RECORD LIST:
[START]
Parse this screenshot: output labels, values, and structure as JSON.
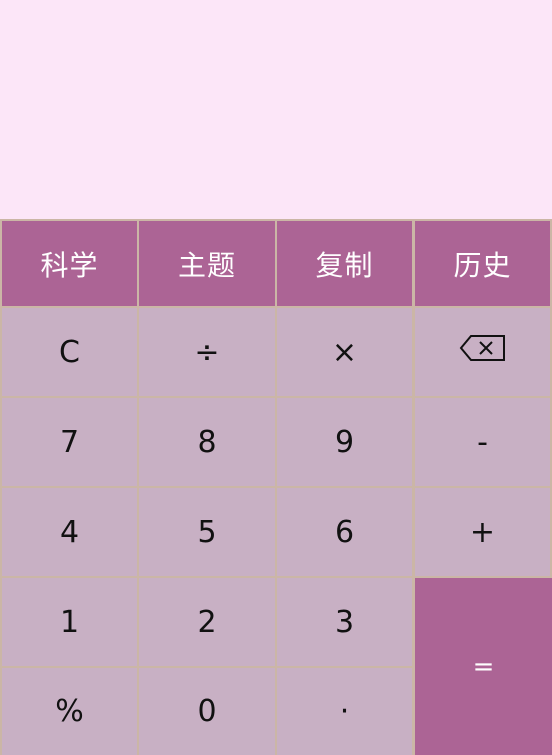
{
  "display": {
    "expression": ""
  },
  "top_row": {
    "science": "科学",
    "theme": "主题",
    "copy": "复制",
    "history": "历史"
  },
  "keys": {
    "clear": "C",
    "divide": "÷",
    "multiply": "×",
    "backspace_icon": "backspace-icon",
    "seven": "7",
    "eight": "8",
    "nine": "9",
    "minus": "-",
    "four": "4",
    "five": "5",
    "six": "6",
    "plus": "+",
    "one": "1",
    "two": "2",
    "three": "3",
    "equals": "=",
    "percent": "%",
    "zero": "0",
    "dot": "·"
  },
  "colors": {
    "display_bg": "#fce6f8",
    "accent": "#ac6495",
    "key_bg": "#c8b0c4",
    "divider": "#cbb6a6"
  }
}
[END]
WORK INSTRUCTIONS: The listing above must be printed again exactly, minus its pictures.

TASK SOLUTION:
Parse this screenshot: output labels, values, and structure as JSON.
{
  "display": {
    "expression": ""
  },
  "top_row": {
    "science": "科学",
    "theme": "主题",
    "copy": "复制",
    "history": "历史"
  },
  "keys": {
    "clear": "C",
    "divide": "÷",
    "multiply": "×",
    "backspace_icon": "backspace-icon",
    "seven": "7",
    "eight": "8",
    "nine": "9",
    "minus": "-",
    "four": "4",
    "five": "5",
    "six": "6",
    "plus": "+",
    "one": "1",
    "two": "2",
    "three": "3",
    "equals": "=",
    "percent": "%",
    "zero": "0",
    "dot": "·"
  },
  "colors": {
    "display_bg": "#fce6f8",
    "accent": "#ac6495",
    "key_bg": "#c8b0c4",
    "divider": "#cbb6a6"
  }
}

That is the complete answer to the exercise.